The data -
════════

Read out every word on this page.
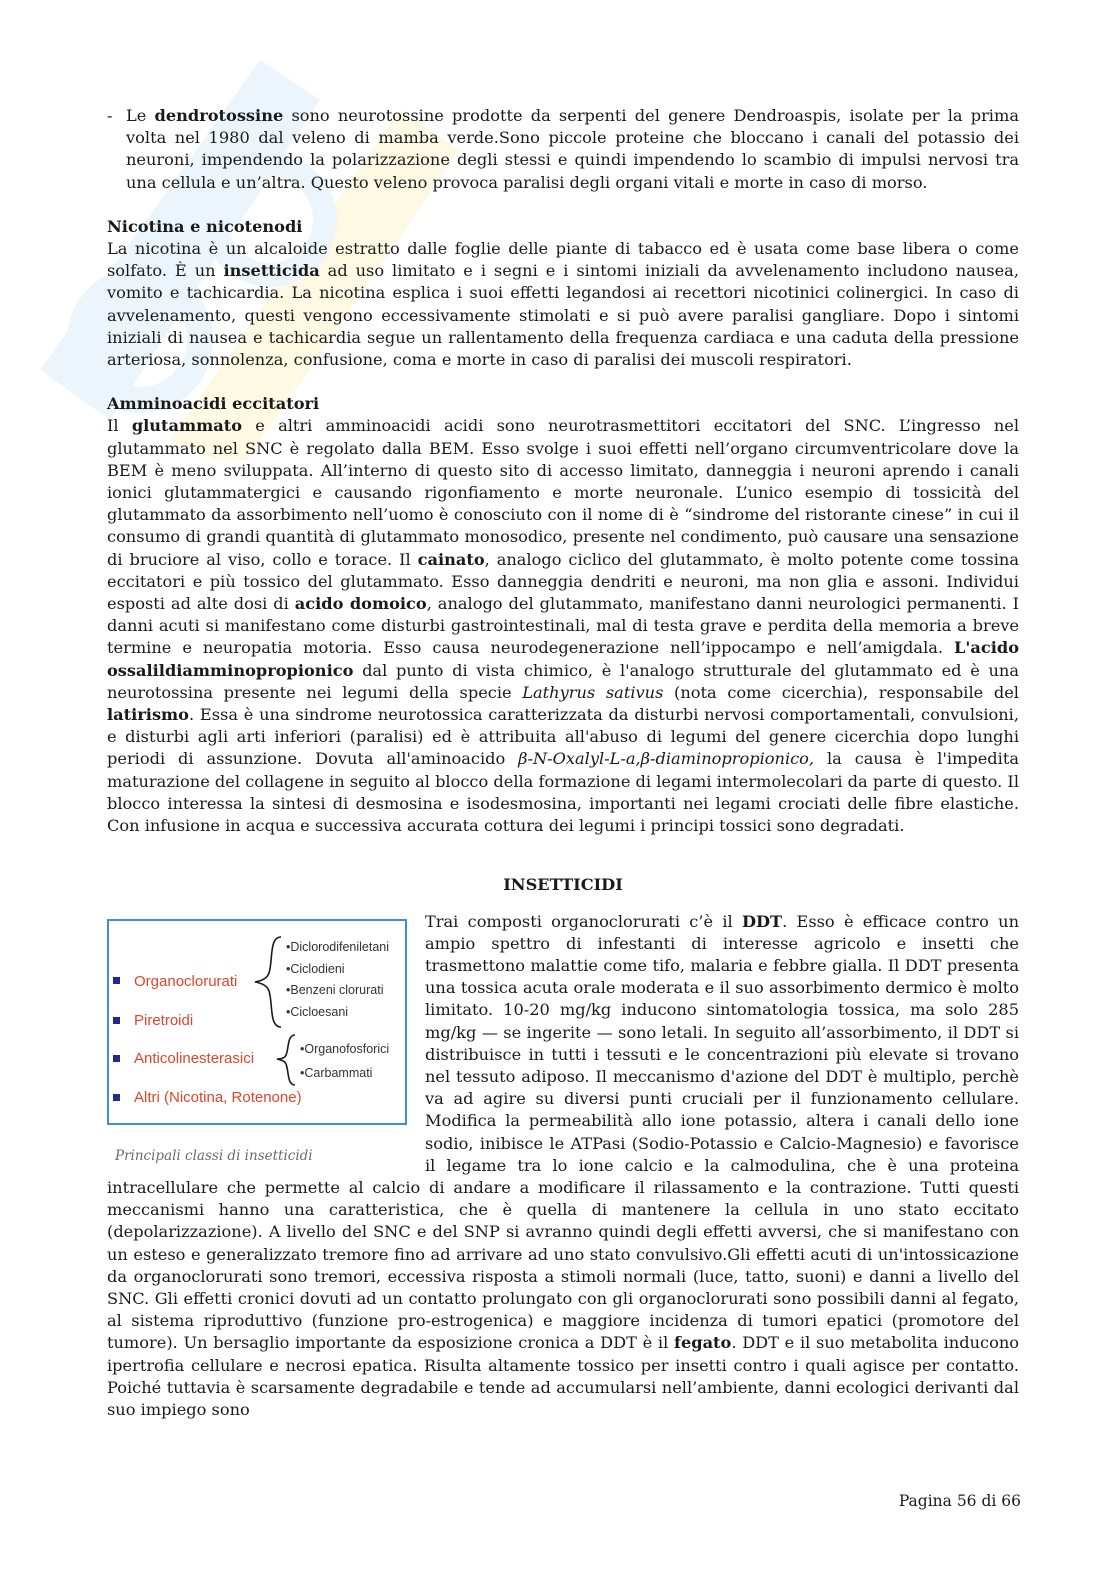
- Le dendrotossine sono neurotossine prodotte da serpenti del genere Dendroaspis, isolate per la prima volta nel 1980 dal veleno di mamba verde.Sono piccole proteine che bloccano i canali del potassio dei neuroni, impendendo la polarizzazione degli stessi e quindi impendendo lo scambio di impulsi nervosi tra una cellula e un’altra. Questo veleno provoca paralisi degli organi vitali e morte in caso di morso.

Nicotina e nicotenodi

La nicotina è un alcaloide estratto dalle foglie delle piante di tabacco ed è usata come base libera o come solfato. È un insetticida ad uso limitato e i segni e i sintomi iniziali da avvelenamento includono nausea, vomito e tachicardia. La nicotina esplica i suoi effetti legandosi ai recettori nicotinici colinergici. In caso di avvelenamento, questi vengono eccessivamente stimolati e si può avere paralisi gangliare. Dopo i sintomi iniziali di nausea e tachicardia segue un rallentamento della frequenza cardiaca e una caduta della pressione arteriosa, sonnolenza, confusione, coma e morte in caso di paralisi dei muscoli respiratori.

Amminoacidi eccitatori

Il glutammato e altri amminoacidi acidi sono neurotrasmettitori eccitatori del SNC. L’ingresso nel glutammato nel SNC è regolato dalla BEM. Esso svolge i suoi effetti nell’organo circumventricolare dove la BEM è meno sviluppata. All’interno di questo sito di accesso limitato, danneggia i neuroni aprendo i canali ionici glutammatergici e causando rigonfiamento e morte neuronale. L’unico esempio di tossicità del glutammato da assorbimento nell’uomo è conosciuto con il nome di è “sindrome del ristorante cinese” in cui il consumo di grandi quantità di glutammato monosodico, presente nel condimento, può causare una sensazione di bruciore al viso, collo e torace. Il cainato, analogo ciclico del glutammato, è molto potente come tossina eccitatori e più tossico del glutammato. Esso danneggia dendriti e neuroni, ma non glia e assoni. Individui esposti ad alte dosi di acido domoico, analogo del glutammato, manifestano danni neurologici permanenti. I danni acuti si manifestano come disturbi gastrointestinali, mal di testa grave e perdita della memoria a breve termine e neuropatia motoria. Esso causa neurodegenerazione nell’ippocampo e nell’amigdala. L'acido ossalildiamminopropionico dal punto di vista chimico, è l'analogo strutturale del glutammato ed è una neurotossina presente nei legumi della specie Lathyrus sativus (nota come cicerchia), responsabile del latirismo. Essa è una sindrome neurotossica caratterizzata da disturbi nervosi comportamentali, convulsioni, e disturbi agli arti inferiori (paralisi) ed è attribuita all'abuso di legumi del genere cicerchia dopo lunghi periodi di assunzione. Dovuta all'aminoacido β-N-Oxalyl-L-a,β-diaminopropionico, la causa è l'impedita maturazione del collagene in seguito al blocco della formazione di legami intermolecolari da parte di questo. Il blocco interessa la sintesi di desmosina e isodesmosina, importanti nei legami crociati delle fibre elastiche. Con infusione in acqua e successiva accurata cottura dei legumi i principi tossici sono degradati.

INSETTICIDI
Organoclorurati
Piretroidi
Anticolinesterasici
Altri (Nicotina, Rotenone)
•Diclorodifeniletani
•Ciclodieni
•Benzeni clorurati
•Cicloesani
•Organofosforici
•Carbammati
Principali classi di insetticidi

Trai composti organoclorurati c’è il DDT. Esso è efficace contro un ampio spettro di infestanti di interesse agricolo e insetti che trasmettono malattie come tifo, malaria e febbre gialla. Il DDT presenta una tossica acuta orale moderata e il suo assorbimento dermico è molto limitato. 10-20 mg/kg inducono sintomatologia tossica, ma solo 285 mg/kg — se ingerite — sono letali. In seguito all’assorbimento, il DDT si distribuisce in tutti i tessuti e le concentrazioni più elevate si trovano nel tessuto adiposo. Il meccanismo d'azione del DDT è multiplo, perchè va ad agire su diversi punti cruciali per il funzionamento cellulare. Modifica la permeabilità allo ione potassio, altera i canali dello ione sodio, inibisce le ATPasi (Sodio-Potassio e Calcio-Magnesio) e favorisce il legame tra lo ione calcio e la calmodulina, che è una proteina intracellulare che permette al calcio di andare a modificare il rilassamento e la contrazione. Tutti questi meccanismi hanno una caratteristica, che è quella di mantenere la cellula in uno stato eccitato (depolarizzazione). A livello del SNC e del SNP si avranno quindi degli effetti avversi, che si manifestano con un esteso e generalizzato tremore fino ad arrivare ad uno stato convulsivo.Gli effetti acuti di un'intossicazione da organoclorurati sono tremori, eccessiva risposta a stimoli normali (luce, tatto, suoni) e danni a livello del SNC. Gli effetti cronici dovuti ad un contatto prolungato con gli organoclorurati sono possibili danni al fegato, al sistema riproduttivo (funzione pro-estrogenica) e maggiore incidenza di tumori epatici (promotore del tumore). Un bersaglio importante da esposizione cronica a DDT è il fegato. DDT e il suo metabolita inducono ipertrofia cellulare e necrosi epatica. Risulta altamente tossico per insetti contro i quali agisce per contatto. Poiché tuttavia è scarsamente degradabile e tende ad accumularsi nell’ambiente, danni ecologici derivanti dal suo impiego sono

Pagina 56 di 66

════════

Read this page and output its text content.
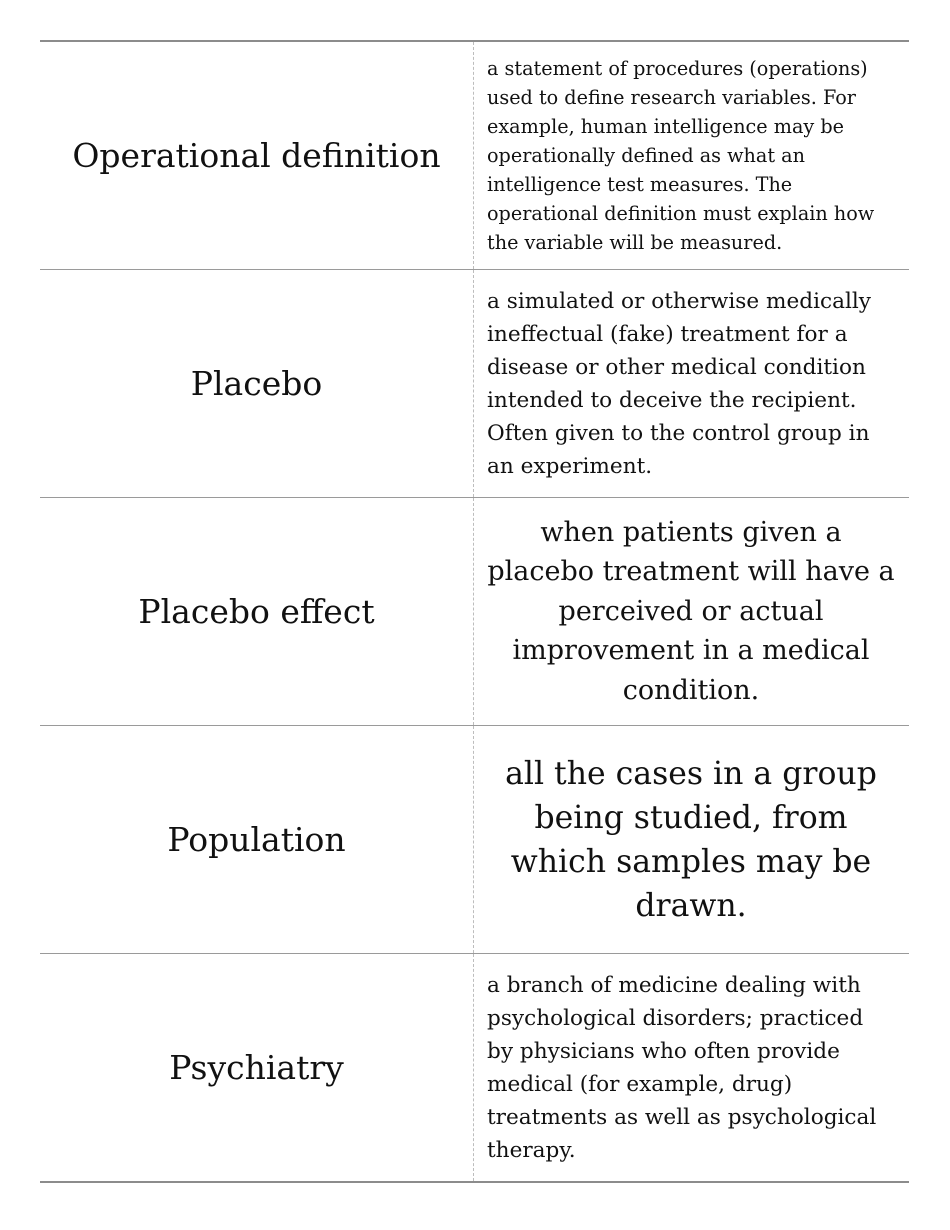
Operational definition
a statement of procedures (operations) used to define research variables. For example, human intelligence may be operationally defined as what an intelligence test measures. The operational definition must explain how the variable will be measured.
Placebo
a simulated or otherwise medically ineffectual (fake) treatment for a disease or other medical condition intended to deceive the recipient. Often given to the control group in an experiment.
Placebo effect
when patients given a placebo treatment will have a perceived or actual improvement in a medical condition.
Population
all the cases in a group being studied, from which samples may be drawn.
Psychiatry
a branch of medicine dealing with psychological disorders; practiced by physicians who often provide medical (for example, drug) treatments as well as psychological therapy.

════════

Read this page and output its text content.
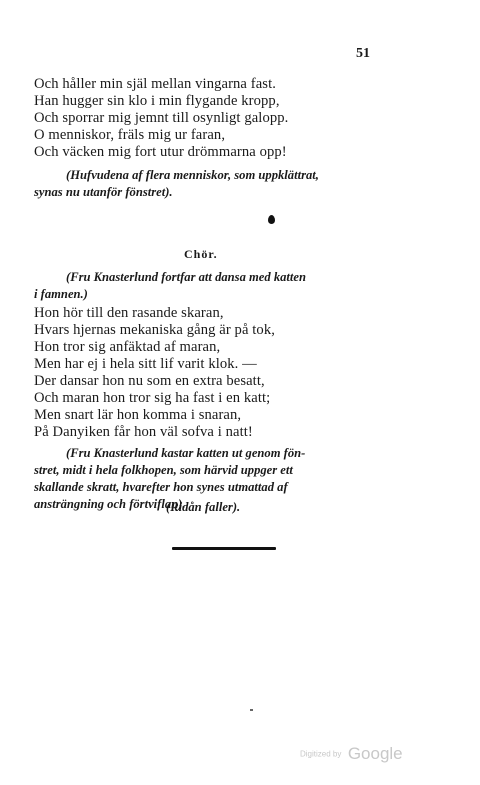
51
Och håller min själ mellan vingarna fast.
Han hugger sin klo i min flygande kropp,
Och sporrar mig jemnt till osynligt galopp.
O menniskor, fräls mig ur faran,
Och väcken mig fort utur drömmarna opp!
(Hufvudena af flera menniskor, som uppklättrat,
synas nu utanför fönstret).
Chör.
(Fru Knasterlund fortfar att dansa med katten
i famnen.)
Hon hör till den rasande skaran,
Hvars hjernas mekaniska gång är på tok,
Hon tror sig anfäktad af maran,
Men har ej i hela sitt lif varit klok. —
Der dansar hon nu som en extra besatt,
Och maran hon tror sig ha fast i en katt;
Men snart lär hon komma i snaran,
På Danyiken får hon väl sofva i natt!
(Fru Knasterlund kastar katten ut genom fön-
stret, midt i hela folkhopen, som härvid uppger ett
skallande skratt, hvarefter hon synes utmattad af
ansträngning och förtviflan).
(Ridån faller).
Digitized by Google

════════

The task -
Where does the word "hela" appear in the records above? Return every line that holds it.

Answer to this problem -
Men har ej i hela sitt lif varit klok. —
stret, midt i hela folkhopen, som härvid uppger ett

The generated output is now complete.